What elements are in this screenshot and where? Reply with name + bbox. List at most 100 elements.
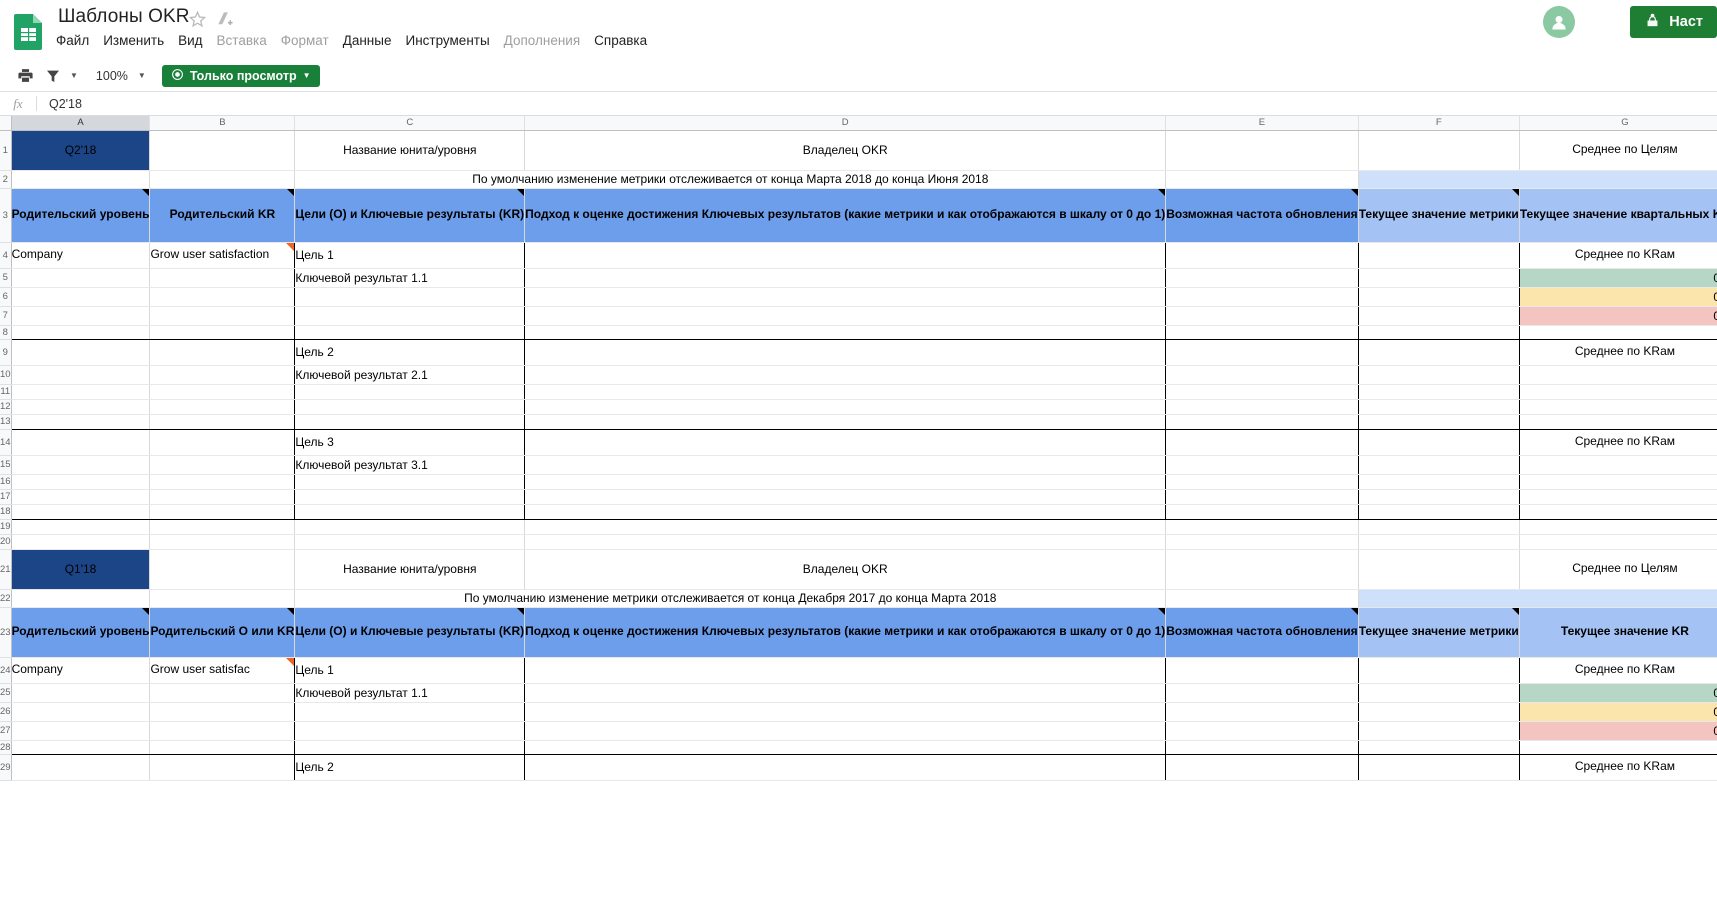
objective-2-q2[interactable]: Цель 2 — [294, 339, 526, 366]
cell-a22[interactable] — [11, 589, 151, 608]
cell-c28[interactable] — [294, 740, 526, 755]
cell-d11[interactable] — [524, 384, 1167, 400]
print-icon[interactable] — [14, 65, 36, 87]
cell-g18[interactable] — [1519, 504, 1717, 520]
cell-a14[interactable] — [10, 429, 151, 456]
cell-e21[interactable] — [1165, 549, 1359, 590]
blue-note-q2[interactable]: Эти поля можно и нужно актуализировать в… — [1358, 170, 1717, 189]
key-result-1-1-q1[interactable]: Ключевой результат 1.1 — [294, 683, 526, 703]
col-header-objectives-q2[interactable]: Цели (O) и Ключевые результаты (KR) — [294, 187, 526, 243]
cell-f21[interactable] — [1358, 549, 1520, 590]
cell-e7[interactable] — [1165, 306, 1359, 326]
select-all-corner[interactable] — [0, 116, 12, 131]
key-result-1-1-q2[interactable]: Ключевой результат 1.1 — [294, 268, 526, 288]
col-header-parent-level-q1[interactable]: Родительский уровень — [10, 606, 151, 658]
cell-e24[interactable] — [1165, 657, 1359, 684]
cell-d19[interactable] — [524, 519, 1167, 535]
cell-b29[interactable] — [149, 754, 296, 781]
row-header-1[interactable]: 1 — [0, 130, 12, 171]
menu-item-addons[interactable]: Дополнения — [504, 33, 580, 48]
cell-e27[interactable] — [1165, 721, 1359, 741]
cell-c20[interactable] — [294, 534, 526, 550]
cell-e20[interactable] — [1165, 534, 1359, 550]
cell-b5[interactable] — [149, 268, 296, 288]
document-title[interactable]: Шаблоны OKR — [58, 6, 190, 28]
row-header-23[interactable]: 23 — [0, 607, 12, 658]
cell-d4[interactable] — [524, 242, 1167, 269]
cell-c17[interactable] — [294, 489, 526, 505]
filter-icon[interactable] — [42, 65, 64, 87]
row-header-28[interactable]: 28 — [0, 740, 12, 755]
cell-f18[interactable] — [1358, 504, 1520, 520]
objective-1-q1[interactable]: Цель 1 — [294, 657, 526, 684]
cell-b28[interactable] — [149, 740, 296, 755]
cell-b18[interactable] — [149, 504, 296, 520]
menu-item-insert[interactable]: Вставка — [217, 33, 267, 48]
row-header-15[interactable]: 15 — [0, 455, 12, 475]
cell-b1[interactable] — [149, 130, 296, 171]
cell-b17[interactable] — [149, 489, 296, 505]
cell-g11[interactable] — [1519, 384, 1717, 400]
avg-kr-label-3-q2[interactable]: Среднее по KRaм — [1519, 429, 1717, 456]
cell-e2[interactable] — [1165, 170, 1359, 189]
cell-e1[interactable] — [1165, 130, 1359, 171]
cell-d20[interactable] — [524, 534, 1167, 550]
row-header-16[interactable]: 16 — [0, 474, 12, 490]
cell-a20[interactable] — [11, 534, 151, 550]
cell-a25[interactable] — [10, 683, 151, 703]
cell-b21[interactable] — [149, 549, 296, 590]
cell-d10[interactable] — [524, 365, 1167, 385]
cell-e29[interactable] — [1165, 754, 1359, 781]
cell-e8[interactable] — [1165, 325, 1359, 340]
cell-d28[interactable] — [524, 740, 1167, 755]
cell-f13[interactable] — [1358, 414, 1520, 430]
col-header-approach-q2[interactable]: Подход к оценке достижения Ключевых резу… — [524, 187, 1167, 243]
cell-e10[interactable] — [1165, 365, 1359, 385]
cell-d13[interactable] — [524, 414, 1167, 430]
key-result-2-1-q2[interactable]: Ключевой результат 2.1 — [294, 365, 526, 385]
spreadsheet-grid[interactable]: A B C D E F G H I 1 Q2'18 Название юнита… — [0, 116, 1717, 897]
cell-g28[interactable] — [1519, 740, 1717, 755]
cell-d27[interactable] — [524, 721, 1167, 741]
row-header-8[interactable]: 8 — [0, 325, 12, 340]
kr-value-green-q1[interactable]: 0,7 — [1519, 683, 1717, 703]
cell-a26[interactable] — [10, 702, 151, 722]
row-header-24[interactable]: 24 — [0, 657, 12, 684]
filter-dropdown-caret-icon[interactable]: ▼ — [70, 71, 78, 80]
objective-2-q1[interactable]: Цель 2 — [294, 754, 526, 781]
col-header-current-kr-q2[interactable]: Текущее значение квартальных KR — [1519, 187, 1717, 243]
avg-kr-label-1-q1[interactable]: Среднее по KRaм — [1519, 657, 1717, 684]
cell-b6[interactable] — [149, 287, 296, 307]
cell-b13[interactable] — [149, 414, 296, 430]
cell-e18[interactable] — [1165, 504, 1359, 520]
cell-c18[interactable] — [294, 504, 526, 520]
cell-e22[interactable] — [1165, 589, 1359, 608]
cell-d17[interactable] — [524, 489, 1167, 505]
menu-item-format[interactable]: Формат — [281, 33, 329, 48]
objective-3-q2[interactable]: Цель 3 — [294, 429, 526, 456]
cell-d15[interactable] — [524, 455, 1167, 475]
default-note-q1[interactable]: По умолчанию изменение метрики отслежива… — [294, 589, 1167, 608]
cell-b20[interactable] — [149, 534, 296, 550]
unit-title-q2[interactable]: Название юнита/уровня — [294, 130, 526, 171]
cell-a6[interactable] — [10, 287, 151, 307]
quarter-badge-q2[interactable]: Q2'18 — [11, 130, 151, 171]
cell-g20[interactable] — [1519, 534, 1717, 550]
cell-d18[interactable] — [524, 504, 1167, 520]
cell-d12[interactable] — [524, 399, 1167, 415]
cell-b10[interactable] — [149, 365, 296, 385]
default-note-q2[interactable]: По умолчанию изменение метрики отслежива… — [294, 170, 1167, 189]
kr-value-yellow-q1[interactable]: 0,5 — [1519, 702, 1717, 722]
cell-f19[interactable] — [1358, 519, 1520, 535]
row-header-9[interactable]: 9 — [0, 339, 12, 366]
cell-b7[interactable] — [149, 306, 296, 326]
star-icon[interactable] — [188, 10, 207, 29]
column-header-d[interactable]: D — [524, 116, 1167, 131]
cell-a8[interactable] — [10, 325, 151, 340]
cell-d29[interactable] — [524, 754, 1167, 781]
column-header-f[interactable]: F — [1358, 116, 1520, 131]
cell-b15[interactable] — [149, 455, 296, 475]
cell-f8[interactable] — [1358, 325, 1520, 340]
menu-item-view[interactable]: Вид — [178, 33, 202, 48]
cell-g17[interactable] — [1519, 489, 1717, 505]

◆ ◆ ◆ ◆

### Exercise goal
Update all of the lines above by changing each "interactable" to "clickable" and keeping everything else the same. Leave the pictures out of your answer.

### Exercise result
What elements are in this screenshot and where? Reply with name + bbox. List at most 100 elements.
objective-2-q2[clickable]: Цель 2 — [294, 339, 526, 366]
cell-a22[clickable] — [11, 589, 151, 608]
cell-c28[clickable] — [294, 740, 526, 755]
cell-d11[clickable] — [524, 384, 1167, 400]
print-icon[clickable] — [14, 65, 36, 87]
cell-g18[clickable] — [1519, 504, 1717, 520]
cell-a14[clickable] — [10, 429, 151, 456]
cell-e21[clickable] — [1165, 549, 1359, 590]
blue-note-q2[clickable]: Эти поля можно и нужно актуализировать в… — [1358, 170, 1717, 189]
key-result-1-1-q1[clickable]: Ключевой результат 1.1 — [294, 683, 526, 703]
col-header-objectives-q2[clickable]: Цели (O) и Ключевые результаты (KR) — [294, 187, 526, 243]
cell-f21[clickable] — [1358, 549, 1520, 590]
cell-e7[clickable] — [1165, 306, 1359, 326]
select-all-corner[clickable] — [0, 116, 12, 131]
key-result-1-1-q2[clickable]: Ключевой результат 1.1 — [294, 268, 526, 288]
col-header-parent-level-q1[clickable]: Родительский уровень — [10, 606, 151, 658]
cell-e24[clickable] — [1165, 657, 1359, 684]
cell-d19[clickable] — [524, 519, 1167, 535]
cell-b29[clickable] — [149, 754, 296, 781]
row-header-1[clickable]: 1 — [0, 130, 12, 171]
menu-item-addons[clickable]: Дополнения — [504, 33, 580, 48]
cell-e27[clickable] — [1165, 721, 1359, 741]
cell-c20[clickable] — [294, 534, 526, 550]
cell-e20[clickable] — [1165, 534, 1359, 550]
cell-b5[clickable] — [149, 268, 296, 288]
document-title[clickable]: Шаблоны OKR — [58, 6, 190, 28]
row-header-23[clickable]: 23 — [0, 607, 12, 658]
cell-d4[clickable] — [524, 242, 1167, 269]
cell-c17[clickable] — [294, 489, 526, 505]
filter-icon[clickable] — [42, 65, 64, 87]
row-header-28[clickable]: 28 — [0, 740, 12, 755]
cell-f18[clickable] — [1358, 504, 1520, 520]
objective-1-q1[clickable]: Цель 1 — [294, 657, 526, 684]
cell-b28[clickable] — [149, 740, 296, 755]
cell-b18[clickable] — [149, 504, 296, 520]
menu-item-insert[clickable]: Вставка — [217, 33, 267, 48]
row-header-15[clickable]: 15 — [0, 455, 12, 475]
cell-b1[clickable] — [149, 130, 296, 171]
cell-b17[clickable] — [149, 489, 296, 505]
cell-g11[clickable] — [1519, 384, 1717, 400]
avg-kr-label-3-q2[clickable]: Среднее по KRaм — [1519, 429, 1717, 456]
cell-e2[clickable] — [1165, 170, 1359, 189]
cell-e1[clickable] — [1165, 130, 1359, 171]
cell-d20[clickable] — [524, 534, 1167, 550]
row-header-16[clickable]: 16 — [0, 474, 12, 490]
cell-a20[clickable] — [11, 534, 151, 550]
cell-a25[clickable] — [10, 683, 151, 703]
cell-b21[clickable] — [149, 549, 296, 590]
cell-d10[clickable] — [524, 365, 1167, 385]
cell-e29[clickable] — [1165, 754, 1359, 781]
cell-e8[clickable] — [1165, 325, 1359, 340]
cell-d28[clickable] — [524, 740, 1167, 755]
cell-f13[clickable] — [1358, 414, 1520, 430]
col-header-approach-q2[clickable]: Подход к оценке достижения Ключевых резу… — [524, 187, 1167, 243]
cell-e10[clickable] — [1165, 365, 1359, 385]
cell-d13[clickable] — [524, 414, 1167, 430]
key-result-2-1-q2[clickable]: Ключевой результат 2.1 — [294, 365, 526, 385]
spreadsheet-grid[clickable]: A B C D E F G H I 1 Q2'18 Название юнита… — [0, 116, 1717, 897]
cell-g28[clickable] — [1519, 740, 1717, 755]
cell-d27[clickable] — [524, 721, 1167, 741]
row-header-8[clickable]: 8 — [0, 325, 12, 340]
kr-value-green-q1[clickable]: 0,7 — [1519, 683, 1717, 703]
cell-a26[clickable] — [10, 702, 151, 722]
row-header-24[clickable]: 24 — [0, 657, 12, 684]
filter-dropdown-caret-icon[clickable]: ▼ — [70, 71, 78, 80]
objective-2-q1[clickable]: Цель 2 — [294, 754, 526, 781]
col-header-current-kr-q2[clickable]: Текущее значение квартальных KR — [1519, 187, 1717, 243]
avg-kr-label-1-q1[clickable]: Среднее по KRaм — [1519, 657, 1717, 684]
cell-b6[clickable] — [149, 287, 296, 307]
cell-b13[clickable] — [149, 414, 296, 430]
cell-e18[clickable] — [1165, 504, 1359, 520]
cell-c18[clickable] — [294, 504, 526, 520]
cell-e22[clickable] — [1165, 589, 1359, 608]
cell-d17[clickable] — [524, 489, 1167, 505]
menu-item-format[clickable]: Формат — [281, 33, 329, 48]
objective-3-q2[clickable]: Цель 3 — [294, 429, 526, 456]
cell-d15[clickable] — [524, 455, 1167, 475]
default-note-q1[clickable]: По умолчанию изменение метрики отслежива… — [294, 589, 1167, 608]
cell-b20[clickable] — [149, 534, 296, 550]
unit-title-q2[clickable]: Название юнита/уровня — [294, 130, 526, 171]
cell-a6[clickable] — [10, 287, 151, 307]
quarter-badge-q2[clickable]: Q2'18 — [11, 130, 151, 171]
cell-g20[clickable] — [1519, 534, 1717, 550]
cell-d18[clickable] — [524, 504, 1167, 520]
cell-d12[clickable] — [524, 399, 1167, 415]
cell-b10[clickable] — [149, 365, 296, 385]
default-note-q2[clickable]: По умолчанию изменение метрики отслежива… — [294, 170, 1167, 189]
kr-value-yellow-q1[clickable]: 0,5 — [1519, 702, 1717, 722]
cell-f19[clickable] — [1358, 519, 1520, 535]
row-header-9[clickable]: 9 — [0, 339, 12, 366]
cell-b7[clickable] — [149, 306, 296, 326]
star-icon[clickable] — [188, 10, 207, 29]
column-header-d[clickable]: D — [524, 116, 1167, 131]
cell-a8[clickable] — [10, 325, 151, 340]
cell-d29[clickable] — [524, 754, 1167, 781]
column-header-f[clickable]: F — [1358, 116, 1520, 131]
cell-b15[clickable] — [149, 455, 296, 475]
cell-f8[clickable] — [1358, 325, 1520, 340]
menu-item-view[clickable]: Вид — [178, 33, 202, 48]
cell-g17[clickable] — [1519, 489, 1717, 505]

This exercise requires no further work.